### REQUEST
Report each line of the data that includes the word "纳入信用监管".

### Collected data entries
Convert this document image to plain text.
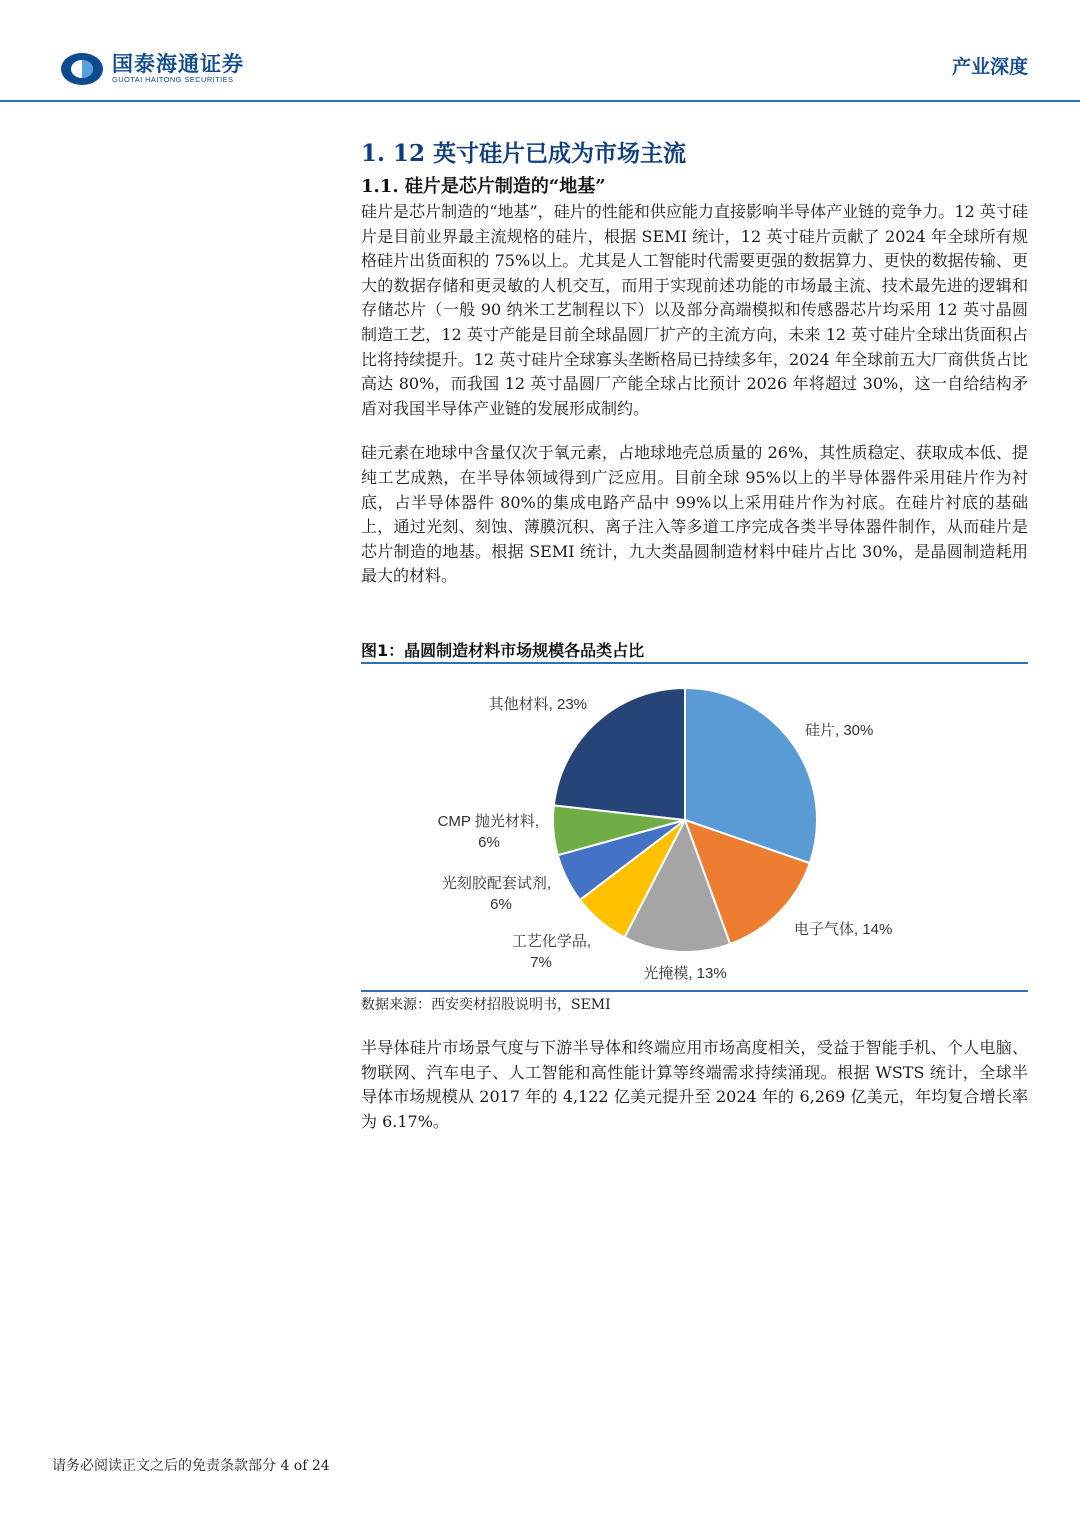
国泰海通证券
GUOTAI HAITONG SECURITIES
产业深度
1. 12 英寸硅片已成为市场主流
1.1. 硅片是芯片制造的“地基”

硅片是芯片制造的“地基”，硅片的性能和供应能力直接影响半导体产业链的竞争力。12 英寸硅片是目前业界最主流规格的硅片，根据 SEMI 统计，12 英寸硅片贡献了 2024 年全球所有规格硅片出货面积的 75%以上。尤其是人工智能时代需要更强的数据算力、更快的数据传输、更大的数据存储和更灵敏的人机交互，而用于实现前述功能的市场最主流、技术最先进的逻辑和存储芯片（一般 90 纳米工艺制程以下）以及部分高端模拟和传感器芯片均采用 12 英寸晶圆制造工艺，12 英寸产能是目前全球晶圆厂扩产的主流方向，未来 12 英寸硅片全球出货面积占比将持续提升。12 英寸硅片全球寡头垄断格局已持续多年，2024 年全球前五大厂商供货占比高达 80%，而我国 12 英寸晶圆厂产能全球占比预计 2026 年将超过 30%，这一自给结构矛盾对我国半导体产业链的发展形成制约。

硅元素在地球中含量仅次于氧元素，占地球地壳总质量的 26%，其性质稳定、获取成本低、提纯工艺成熟，在半导体领域得到广泛应用。目前全球 95%以上的半导体器件采用硅片作为衬底，占半导体器件 80%的集成电路产品中 99%以上采用硅片作为衬底。在硅片衬底的基础上，通过光刻、刻蚀、薄膜沉积、离子注入等多道工序完成各类半导体器件制作，从而硅片是芯片制造的地基。根据 SEMI 统计，九大类晶圆制造材料中硅片占比 30%，是晶圆制造耗用最大的材料。

图1：晶圆制造材料市场规模各品类占比
硅片, 30%
电子气体, 14%
光掩模, 13%
工艺化学品, 7%
光刻胶配套试剂, 6%
CMP 抛光材料, 6%
其他材料, 23%
数据来源：西安奕材招股说明书，SEMI

半导体硅片市场景气度与下游半导体和终端应用市场高度相关，受益于智能手机、个人电脑、物联网、汽车电子、人工智能和高性能计算等终端需求持续涌现。根据 WSTS 统计，全球半导体市场规模从 2017 年的 4,122 亿美元提升至 2024 年的 6,269 亿美元，年均复合增长率为 6.17%。

请务必阅读正文之后的免责条款部分 4 of 24
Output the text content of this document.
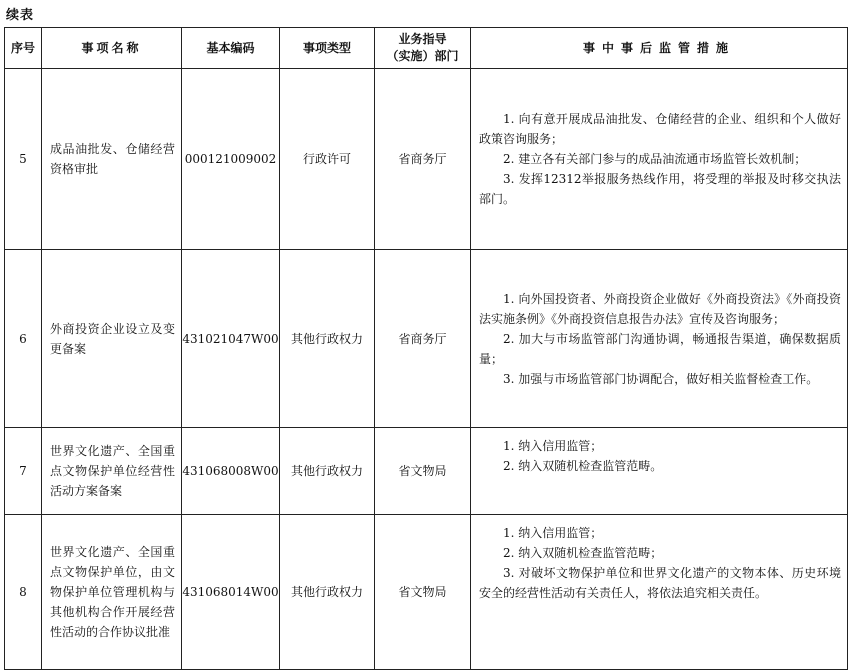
续表
序号	事项名称	基本编码	事项类型	业务指导
（实施）部门	事中事后监管措施
5	成品油批发、仓储经营资格审批	000121009002	行政许可	省商务厅	1. 向有意开展成品油批发、仓储经营的企业、组织和个人做好政策咨询服务；

2. 建立各有关部门参与的成品油流通市场监管长效机制；

3. 发挥12312举报服务热线作用，将受理的举报及时移交执法部门。

6	外商投资企业设立及变更备案	431021047W00	其他行政权力	省商务厅	1. 向外国投资者、外商投资企业做好《外商投资法》《外商投资法实施条例》《外商投资信息报告办法》宣传及咨询服务；

2. 加大与市场监管部门沟通协调，畅通报告渠道，确保数据质量；

3. 加强与市场监管部门协调配合，做好相关监督检查工作。

7	世界文化遗产、全国重点文物保护单位经营性活动方案备案	431068008W00	其他行政权力	省文物局	1. 纳入信用监管；

2. 纳入双随机检查监管范畴。

8	世界文化遗产、全国重点文物保护单位，由文物保护单位管理机构与其他机构合作开展经营性活动的合作协议批准	431068014W00	其他行政权力	省文物局	1. 纳入信用监管；

2. 纳入双随机检查监管范畴；

3. 对破坏文物保护单位和世界文化遗产的文物本体、历史环境安全的经营性活动有关责任人，将依法追究相关责任。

### ANSWER TO THIS EXERCISE
7	世界文化遗产、全国重点文物保护单位经营性活动方案备案	431068008W00	其他行政权力	省文物局	1. 纳入信用监管；
8	世界文化遗产、全国重点文物保护单位，由文物保护单位管理机构与其他机构合作开展经营性活动的合作协议批准	431068014W00	其他行政权力	省文物局	1. 纳入信用监管；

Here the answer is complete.